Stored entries
────────

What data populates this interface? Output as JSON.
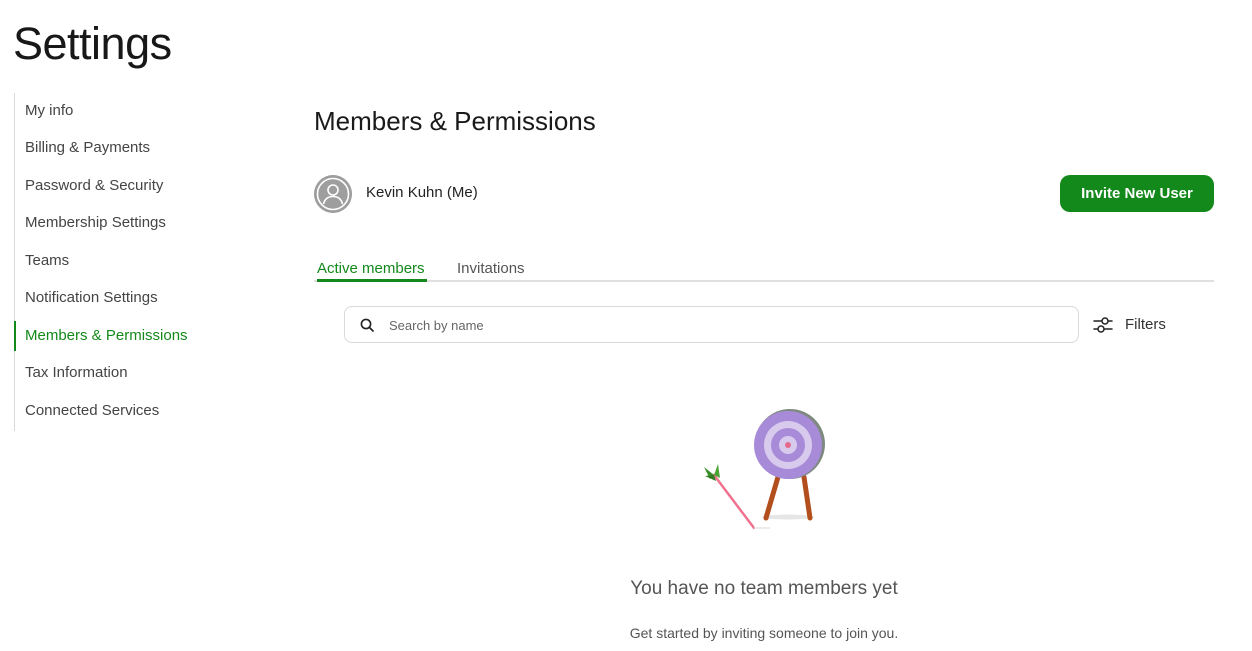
{
  "page": {
    "title": "Settings"
  },
  "sidebar": {
    "items": [
      {
        "label": "My info"
      },
      {
        "label": "Billing & Payments"
      },
      {
        "label": "Password & Security"
      },
      {
        "label": "Membership Settings"
      },
      {
        "label": "Teams"
      },
      {
        "label": "Notification Settings"
      },
      {
        "label": "Members & Permissions",
        "active": true
      },
      {
        "label": "Tax Information"
      },
      {
        "label": "Connected Services"
      }
    ]
  },
  "main": {
    "title": "Members & Permissions",
    "current_user": {
      "name": "Kevin Kuhn (Me)",
      "avatar_icon": "user-avatar-icon"
    },
    "invite_button": {
      "label": "Invite New User"
    },
    "tabs": [
      {
        "label": "Active members",
        "active": true
      },
      {
        "label": "Invitations",
        "active": false
      }
    ],
    "search": {
      "placeholder": "Search by name",
      "value": "",
      "icon": "search-icon"
    },
    "filters": {
      "label": "Filters",
      "icon": "sliders-icon"
    },
    "empty_state": {
      "illustration": "target-with-arrow-illustration",
      "title": "You have no team members yet",
      "subtitle": "Get started by inviting someone to join you."
    }
  },
  "colors": {
    "accent": "#14891b",
    "text": "#1f1f1f",
    "muted": "#555555",
    "border": "#d9d9d9",
    "target": "#a78bd8"
  }
}
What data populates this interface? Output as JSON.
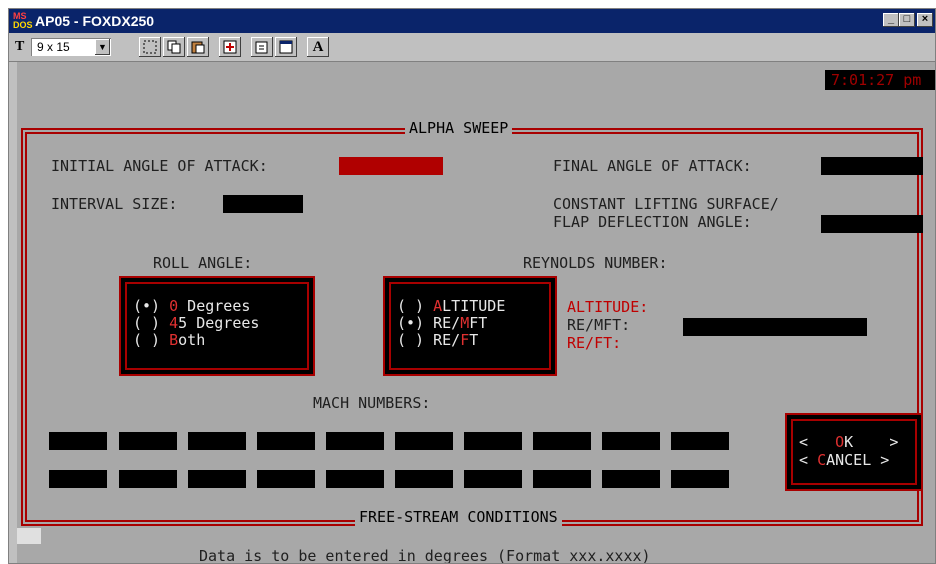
{
  "window": {
    "title": "AP05 - FOXDX250",
    "logo_top": "MS",
    "logo_bottom": "DOS",
    "minimize": "_",
    "maximize": "□",
    "close": "×"
  },
  "toolbar": {
    "font_icon": "T",
    "font_size": "9 x 15",
    "icons": [
      "mark-icon",
      "copy-icon",
      "paste-icon",
      "fullscreen-icon",
      "properties-icon",
      "background-icon",
      "font-icon"
    ],
    "font_button": "A"
  },
  "terminal": {
    "clock": "7:01:27 pm",
    "frame_title": "ALPHA SWEEP",
    "initial_aoa_label": "INITIAL ANGLE OF ATTACK:",
    "final_aoa_label": "FINAL ANGLE OF ATTACK:",
    "interval_label": "INTERVAL SIZE:",
    "constant_line1": "CONSTANT LIFTING SURFACE/",
    "constant_line2": "FLAP DEFLECTION ANGLE:",
    "roll_angle_label": "ROLL ANGLE:",
    "reynolds_label": "REYNOLDS NUMBER:",
    "roll_options": [
      {
        "mark": "(•)",
        "hotkey": "0",
        "rest": " Degrees"
      },
      {
        "mark": "( )",
        "hotkey": "4",
        "rest": "5 Degrees"
      },
      {
        "mark": "( )",
        "hotkey": "B",
        "rest": "oth"
      }
    ],
    "reynolds_options": [
      {
        "mark": "( )",
        "pre": "",
        "hotkey": "A",
        "rest": "LTITUDE"
      },
      {
        "mark": "(•)",
        "pre": "RE/",
        "hotkey": "M",
        "rest": "FT"
      },
      {
        "mark": "( )",
        "pre": "RE/",
        "hotkey": "F",
        "rest": "T"
      }
    ],
    "altitude_label": "ALTITUDE:",
    "remft_label": "RE/MFT:",
    "reft_label": "RE/FT:",
    "mach_label": "MACH NUMBERS:",
    "ok_left": "<",
    "ok_hotkey": "O",
    "ok_rest": "K",
    "ok_right": ">",
    "cancel_left": "<",
    "cancel_hotkey": "C",
    "cancel_rest": "ANCEL",
    "cancel_right": ">",
    "bottom_title": "FREE-STREAM CONDITIONS",
    "status": "Data is to be entered in degrees (Format xxx.xxxx)"
  },
  "colors": {
    "title_bar": "#0a246a",
    "frame_red": "#a80000",
    "hotkey_red": "#e03030",
    "terminal_bg": "#a8a8a8"
  }
}
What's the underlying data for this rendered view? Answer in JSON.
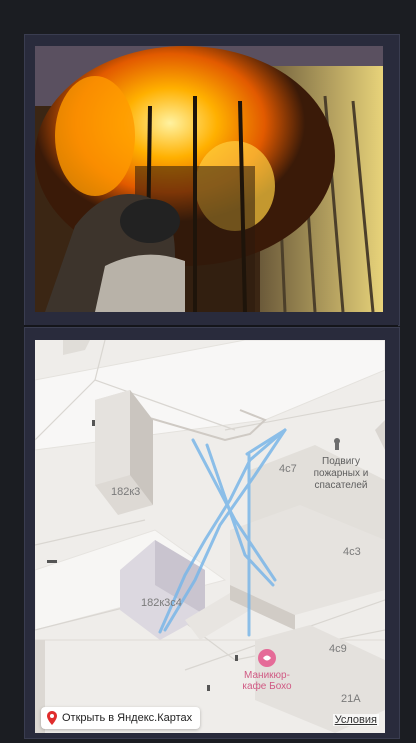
{
  "media": {
    "photo_icon": "fire-photo",
    "map": {
      "building_labels": [
        "182к3",
        "182к3с4",
        "4с7",
        "4с3",
        "4с9",
        "21А"
      ],
      "poi_label": "Подвигу пожарных и спасателей",
      "cafe_label": "Маникюр-кафе Бохо",
      "open_button_label": "Открыть в Яндекс.Картах",
      "terms_label": "Условия",
      "route_color": "#7ab6e8",
      "cafe_color": "#e56b98"
    }
  }
}
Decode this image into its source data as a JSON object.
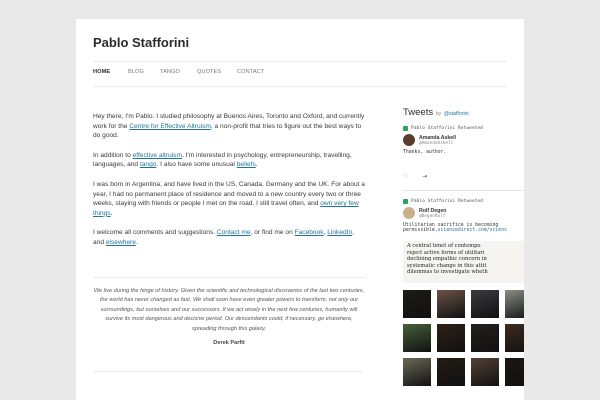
{
  "site": {
    "title": "Pablo Stafforini"
  },
  "nav": {
    "items": [
      "HOME",
      "BLOG",
      "TANGO",
      "QUOTES",
      "CONTACT"
    ]
  },
  "intro": {
    "p1": {
      "t1": "Hey there, I'm Pablo.  I studied philosophy at Buenos Aires, Toronto and Oxford, and currently work for the ",
      "link": "Centre for Effective Altruism",
      "t2": ", a non-profit that tries to figure out the best ways to do good."
    },
    "p2": {
      "t1": "In addition to ",
      "link1": "effective altruism",
      "t2": ", I'm interested in psychology, entrepreneurship, travelling, languages, and ",
      "link2": "tango",
      "t3": ". I also have some unusual ",
      "link3": "beliefs",
      "t4": "."
    },
    "p3": {
      "t1": "I was born in Argentina, and have lived in the US, Canada, Germany and the UK. For about a year, I had no permanent place of residence and moved to a new country every two or three weeks, staying with friends or people I met on the road. I still travel often, and ",
      "link": "own very few things",
      "t2": "."
    },
    "p4": {
      "t1": "I welcome all comments and suggestions.  ",
      "link1": "Contact me",
      "t2": ", or find me on ",
      "link2": "Facebook",
      "t3": ", ",
      "link3": "LinkedIn",
      "t4": ", and ",
      "link4": "elsewhere",
      "t5": "."
    }
  },
  "quote": {
    "text": "We live during the hinge of history. Given the scientific and technological discoveries of the last two centuries, the world has never changed as fast. We shall soon have even greater powers to transform, not only our surroundings, but ourselves and our successors. If we act wisely in the next few centuries, humanity will survive its most dangerous and decisive period. Our descendants could, if necessary, go elsewhere, spreading through this galaxy.",
    "author": "Derek Parfit"
  },
  "sidebar": {
    "title": "Tweets",
    "by": "by",
    "handle": "@stafforini",
    "tweets": [
      {
        "retweet_label": "Pablo Stafforini Retweeted",
        "name": "Amanda Askell",
        "handle": "@AmandaAskell",
        "text": "Thanks, author."
      },
      {
        "retweet_label": "Pablo Stafforini Retweeted",
        "name": "Rolf Degen",
        "handle": "@DegenRolf",
        "text": "Utilitarian sacrifice is becoming",
        "text2": "permissible.",
        "link": "sciencedirect.com/scienc"
      }
    ],
    "quote_image_lines": [
      "A central tenet of contempo",
      "reject active forms of utilitari",
      "declining empathic concern in",
      "systematic change in this attit",
      "dilemmas to investigate wheth"
    ],
    "thumb_colors": [
      "#1d1a17",
      "#6b5346",
      "#3b3a3f",
      "#8a8f86",
      "#46603a",
      "#2e2018",
      "#23201d",
      "#3d2b1f",
      "#6b6a58",
      "#241c16",
      "#524136",
      "#1b1713"
    ]
  }
}
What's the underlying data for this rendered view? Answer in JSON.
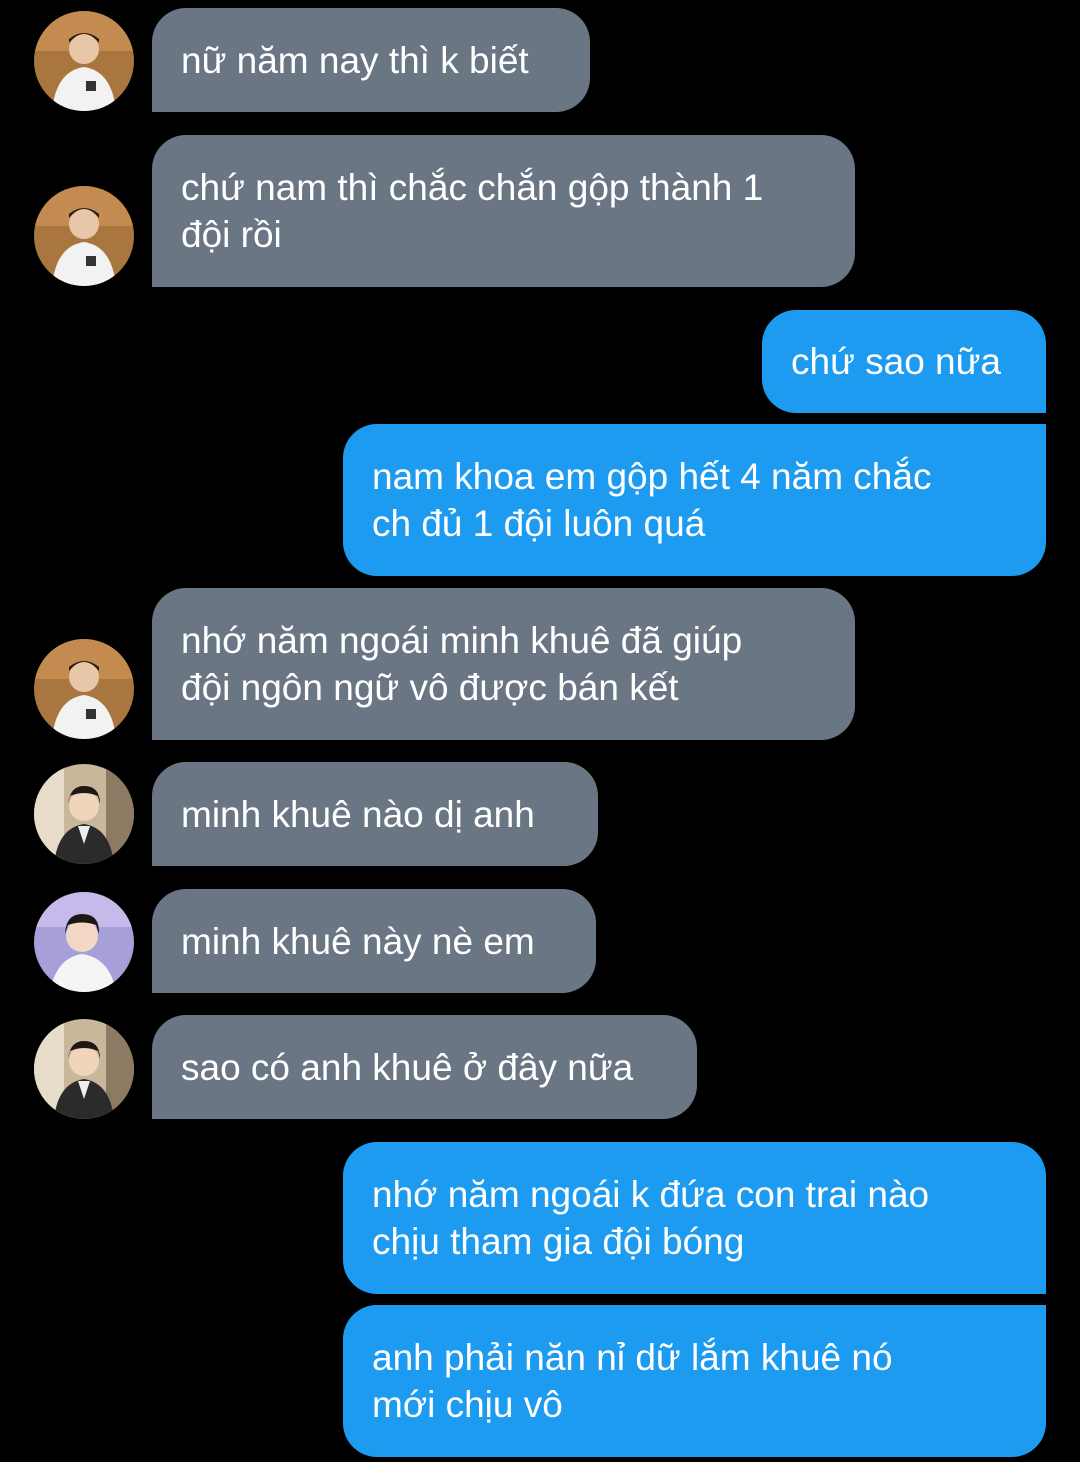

────────

- [WHAT YOU ARE ASKED TO DO]: Exact duplication of all the records is required; pictures are omitted from the copy.

- [REPLY TO THE EXERCISE]:
What data populates this interface? Output as JSON.
{
  "page": {
    "title": "Settings"
  },
  "sidebar": {
    "items": [
      {
        "label": "My info"
      },
      {
        "label": "Billing & Payments"
      },
      {
        "label": "Password & Security"
      },
      {
        "label": "Membership Settings"
      },
      {
        "label": "Teams"
      },
      {
        "label": "Notification Settings"
      },
      {
        "label": "Members & Permissions",
        "active": true
      },
      {
        "label": "Tax Information"
      },
      {
        "label": "Connected Services"
      }
    ]
  },
  "main": {
    "title": "Members & Permissions",
    "current_user": {
      "name": "Kevin Kuhn (Me)",
      "avatar_icon": "user-avatar-icon"
    },
    "invite_button": {
      "label": "Invite New User"
    },
    "tabs": [
      {
        "label": "Active members",
        "active": true
      },
      {
        "label": "Invitations",
        "active": false
      }
    ],
    "search": {
      "placeholder": "Search by name",
      "value": "",
      "icon": "search-icon"
    },
    "filters": {
      "label": "Filters",
      "icon": "sliders-icon"
    },
    "empty_state": {
      "illustration": "target-with-arrow-illustration",
      "title": "You have no team members yet",
      "subtitle": "Get started by inviting someone to join you."
    }
  },
  "colors": {
    "accent": "#14891b",
    "text": "#1f1f1f",
    "muted": "#555555",
    "border": "#d9d9d9",
    "target": "#a78bd8"
  }
}
What data populates this interface? Output as JSON.
{
  "window": {
    "title": "AP05 - FOXDX250",
    "logo_top": "MS",
    "logo_bottom": "DOS",
    "minimize": "_",
    "maximize": "□",
    "close": "×"
  },
  "toolbar": {
    "font_icon": "T",
    "font_size": "9 x 15",
    "icons": [
      "mark-icon",
      "copy-icon",
      "paste-icon",
      "fullscreen-icon",
      "properties-icon",
      "background-icon",
      "font-icon"
    ],
    "font_button": "A"
  },
  "terminal": {
    "clock": "7:01:27 pm",
    "frame_title": "ALPHA SWEEP",
    "initial_aoa_label": "INITIAL ANGLE OF ATTACK:",
    "final_aoa_label": "FINAL ANGLE OF ATTACK:",
    "interval_label": "INTERVAL SIZE:",
    "constant_line1": "CONSTANT LIFTING SURFACE/",
    "constant_line2": "FLAP DEFLECTION ANGLE:",
    "roll_angle_label": "ROLL ANGLE:",
    "reynolds_label": "REYNOLDS NUMBER:",
    "roll_options": [
      {
        "mark": "(•)",
        "hotkey": "0",
        "rest": " Degrees"
      },
      {
        "mark": "( )",
        "hotkey": "4",
        "rest": "5 Degrees"
      },
      {
        "mark": "( )",
        "hotkey": "B",
        "rest": "oth"
      }
    ],
    "reynolds_options": [
      {
        "mark": "( )",
        "pre": "",
        "hotkey": "A",
        "rest": "LTITUDE"
      },
      {
        "mark": "(•)",
        "pre": "RE/",
        "hotkey": "M",
        "rest": "FT"
      },
      {
        "mark": "( )",
        "pre": "RE/",
        "hotkey": "F",
        "rest": "T"
      }
    ],
    "altitude_label": "ALTITUDE:",
    "remft_label": "RE/MFT:",
    "reft_label": "RE/FT:",
    "mach_label": "MACH NUMBERS:",
    "ok_left": "<",
    "ok_hotkey": "O",
    "ok_rest": "K",
    "ok_right": ">",
    "cancel_left": "<",
    "cancel_hotkey": "C",
    "cancel_rest": "ANCEL",
    "cancel_right": ">",
    "bottom_title": "FREE-STREAM CONDITIONS",
    "status": "Data is to be entered in degrees (Format xxx.xxxx)"
  },
  "colors": {
    "title_bar": "#0a246a",
    "frame_red": "#a80000",
    "hotkey_red": "#e03030",
    "terminal_bg": "#a8a8a8"
  }
}
What's the underlying data for this rendered view? Answer in JSON.
{
  "media": {
    "photo_icon": "fire-photo",
    "map": {
      "building_labels": [
        "182к3",
        "182к3с4",
        "4с7",
        "4с3",
        "4с9",
        "21А"
      ],
      "poi_label": "Подвигу пожарных и спасателей",
      "cafe_label": "Маникюр-кафе Бохо",
      "open_button_label": "Открыть в Яндекс.Картах",
      "terms_label": "Условия",
      "route_color": "#7ab6e8",
      "cafe_color": "#e56b98"
    }
  }
}
Decode this image into its source data as a JSON object.
{
  "site": {
    "title": "Pablo Stafforini"
  },
  "nav": {
    "items": [
      "HOME",
      "BLOG",
      "TANGO",
      "QUOTES",
      "CONTACT"
    ]
  },
  "intro": {
    "p1": {
      "t1": "Hey there, I'm Pablo.  I studied philosophy at Buenos Aires, Toronto and Oxford, and currently work for the ",
      "link": "Centre for Effective Altruism",
      "t2": ", a non-profit that tries to figure out the best ways to do good."
    },
    "p2": {
      "t1": "In addition to ",
      "link1": "effective altruism",
      "t2": ", I'm interested in psychology, entrepreneurship, travelling, languages, and ",
      "link2": "tango",
      "t3": ". I also have some unusual ",
      "link3": "beliefs",
      "t4": "."
    },
    "p3": {
      "t1": "I was born in Argentina, and have lived in the US, Canada, Germany and the UK. For about a year, I had no permanent place of residence and moved to a new country every two or three weeks, staying with friends or people I met on the road. I still travel often, and ",
      "link": "own very few things",
      "t2": "."
    },
    "p4": {
      "t1": "I welcome all comments and suggestions.  ",
      "link1": "Contact me",
      "t2": ", or find me on ",
      "link2": "Facebook",
      "t3": ", ",
      "link3": "LinkedIn",
      "t4": ", and ",
      "link4": "elsewhere",
      "t5": "."
    }
  },
  "quote": {
    "text": "We live during the hinge of history. Given the scientific and technological discoveries of the last two centuries, the world has never changed as fast. We shall soon have even greater powers to transform, not only our surroundings, but ourselves and our successors. If we act wisely in the next few centuries, humanity will survive its most dangerous and decisive period. Our descendants could, if necessary, go elsewhere, spreading through this galaxy.",
    "author": "Derek Parfit"
  },
  "sidebar": {
    "title": "Tweets",
    "by": "by",
    "handle": "@stafforini",
    "tweets": [
      {
        "retweet_label": "Pablo Stafforini Retweeted",
        "name": "Amanda Askell",
        "handle": "@AmandaAskell",
        "text": "Thanks, author."
      },
      {
        "retweet_label": "Pablo Stafforini Retweeted",
        "name": "Rolf Degen",
        "handle": "@DegenRolf",
        "text": "Utilitarian sacrifice is becoming",
        "text2": "permissible.",
        "link": "sciencedirect.com/scienc"
      }
    ],
    "quote_image_lines": [
      "A central tenet of contempo",
      "reject active forms of utilitari",
      "declining empathic concern in",
      "systematic change in this attit",
      "dilemmas to investigate wheth"
    ],
    "thumb_colors": [
      "#1d1a17",
      "#6b5346",
      "#3b3a3f",
      "#8a8f86",
      "#46603a",
      "#2e2018",
      "#23201d",
      "#3d2b1f",
      "#6b6a58",
      "#241c16",
      "#524136",
      "#1b1713"
    ]
  }
}
What's the underlying data for this rendered view? Answer in JSON.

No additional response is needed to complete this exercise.